• [What you will do] Pull out from the material below all lines with "RAID".

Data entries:
┌──
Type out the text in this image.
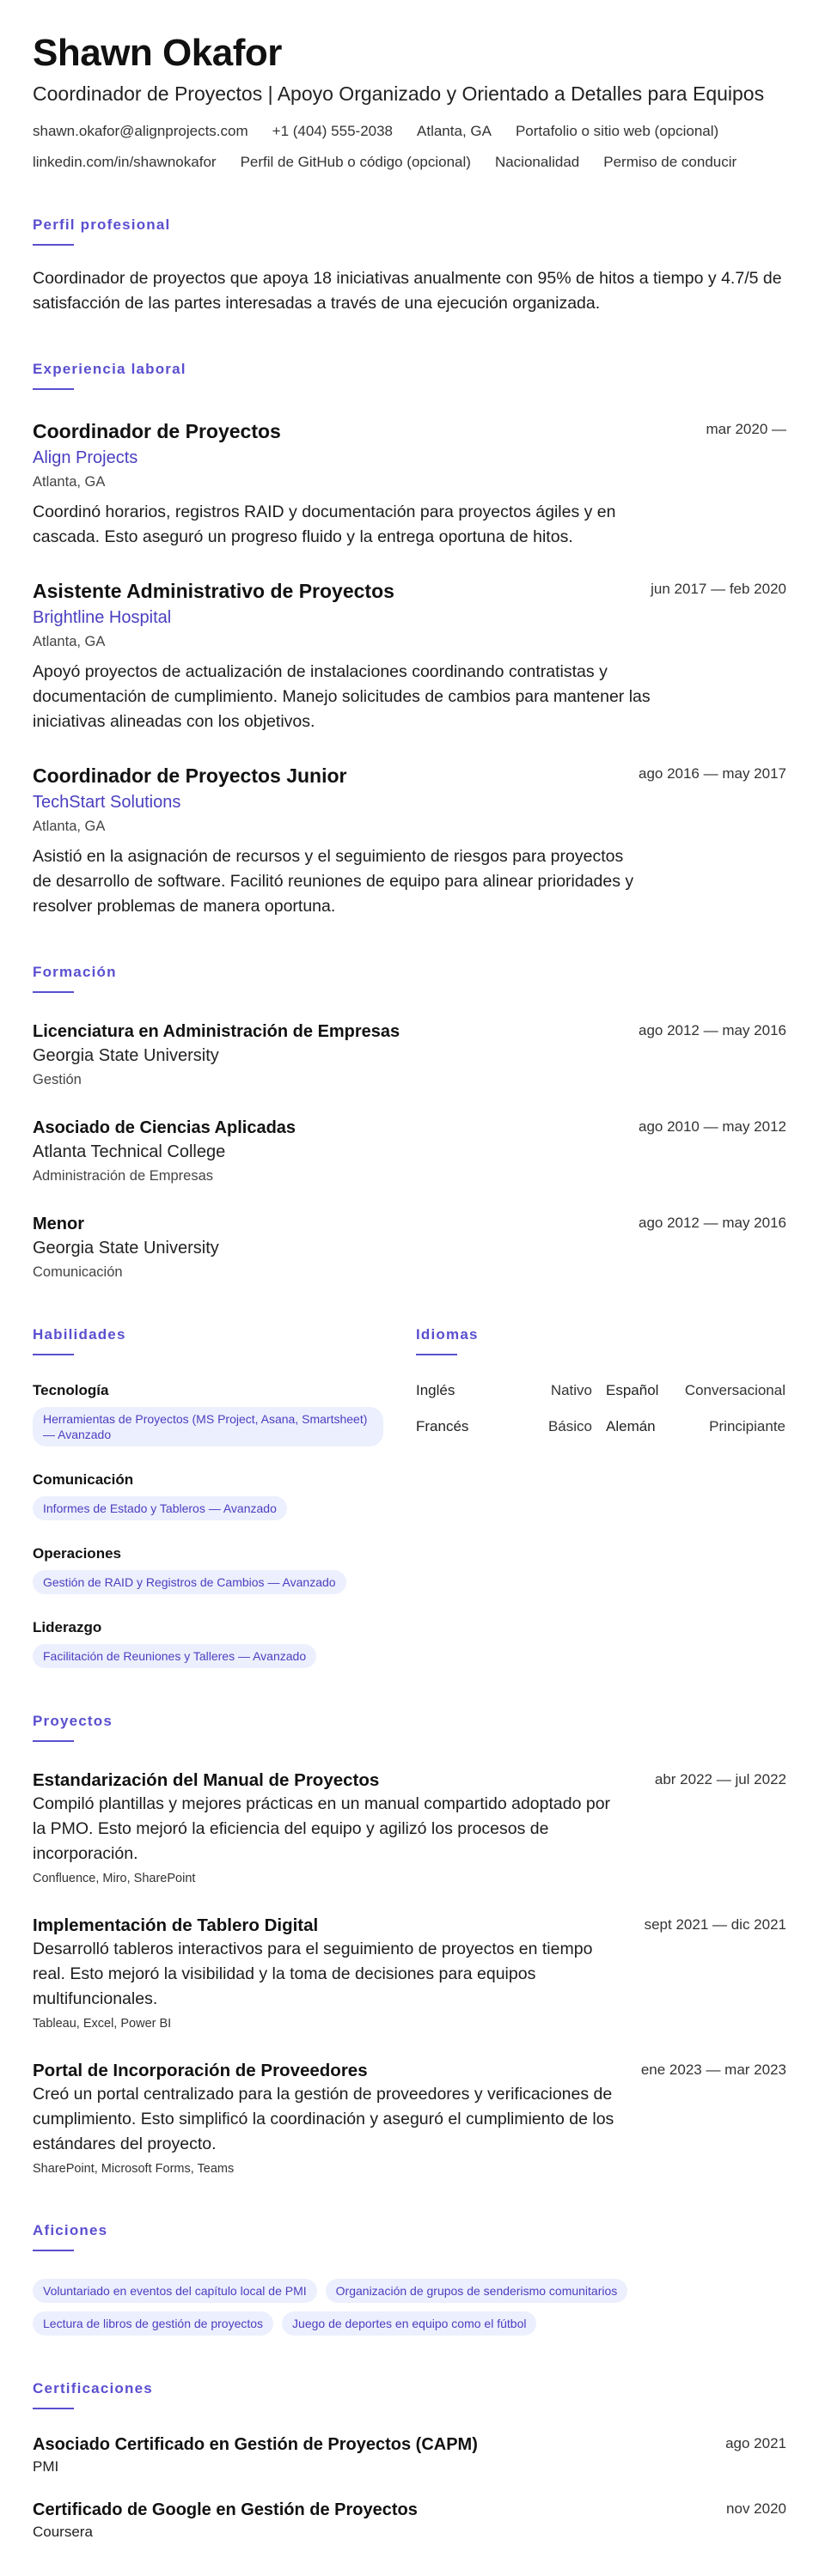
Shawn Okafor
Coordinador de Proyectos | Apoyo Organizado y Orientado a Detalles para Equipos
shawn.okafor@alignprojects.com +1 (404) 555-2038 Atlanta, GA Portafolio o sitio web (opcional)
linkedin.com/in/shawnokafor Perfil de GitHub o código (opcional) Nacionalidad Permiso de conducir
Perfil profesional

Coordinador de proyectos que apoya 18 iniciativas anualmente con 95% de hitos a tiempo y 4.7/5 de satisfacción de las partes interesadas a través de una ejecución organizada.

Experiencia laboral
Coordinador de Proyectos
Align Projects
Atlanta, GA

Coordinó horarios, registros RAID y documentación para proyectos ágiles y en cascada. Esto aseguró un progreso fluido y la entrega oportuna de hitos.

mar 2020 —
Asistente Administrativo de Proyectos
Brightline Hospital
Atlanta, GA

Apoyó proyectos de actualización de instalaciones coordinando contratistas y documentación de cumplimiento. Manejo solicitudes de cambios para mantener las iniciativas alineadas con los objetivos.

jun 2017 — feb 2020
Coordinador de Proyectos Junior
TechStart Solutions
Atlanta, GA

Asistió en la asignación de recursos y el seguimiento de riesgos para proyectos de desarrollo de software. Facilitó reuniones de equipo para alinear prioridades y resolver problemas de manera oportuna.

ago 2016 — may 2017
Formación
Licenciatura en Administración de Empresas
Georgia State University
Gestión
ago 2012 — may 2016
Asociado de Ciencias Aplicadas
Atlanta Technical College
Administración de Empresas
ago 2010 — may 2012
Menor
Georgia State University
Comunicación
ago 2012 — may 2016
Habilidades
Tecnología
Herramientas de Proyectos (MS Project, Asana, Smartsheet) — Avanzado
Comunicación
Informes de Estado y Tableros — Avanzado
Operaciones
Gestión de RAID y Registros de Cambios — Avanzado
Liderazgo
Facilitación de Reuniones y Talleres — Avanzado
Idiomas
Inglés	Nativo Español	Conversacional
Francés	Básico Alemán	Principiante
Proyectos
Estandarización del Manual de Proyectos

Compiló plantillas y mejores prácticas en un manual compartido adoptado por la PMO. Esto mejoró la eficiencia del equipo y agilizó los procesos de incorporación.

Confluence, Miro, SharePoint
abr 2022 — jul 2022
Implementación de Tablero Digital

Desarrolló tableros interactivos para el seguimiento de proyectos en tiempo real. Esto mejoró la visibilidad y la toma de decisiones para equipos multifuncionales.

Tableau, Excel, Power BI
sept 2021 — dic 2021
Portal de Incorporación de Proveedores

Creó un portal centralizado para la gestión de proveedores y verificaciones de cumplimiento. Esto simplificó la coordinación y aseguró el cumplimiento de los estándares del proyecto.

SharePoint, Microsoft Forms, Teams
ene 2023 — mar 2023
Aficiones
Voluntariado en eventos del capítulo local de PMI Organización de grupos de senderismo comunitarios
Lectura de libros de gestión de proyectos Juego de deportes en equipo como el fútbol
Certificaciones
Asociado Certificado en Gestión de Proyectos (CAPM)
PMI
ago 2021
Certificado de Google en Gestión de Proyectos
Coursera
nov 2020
└──
• [Exercise result]
Coordinó horarios, registros RAID y documentación para proyectos ágiles y en cascada. Esto aseguró un progreso fluido y la entrega oportuna de hitos.
Gestión de RAID y Registros de Cambios — Avanzado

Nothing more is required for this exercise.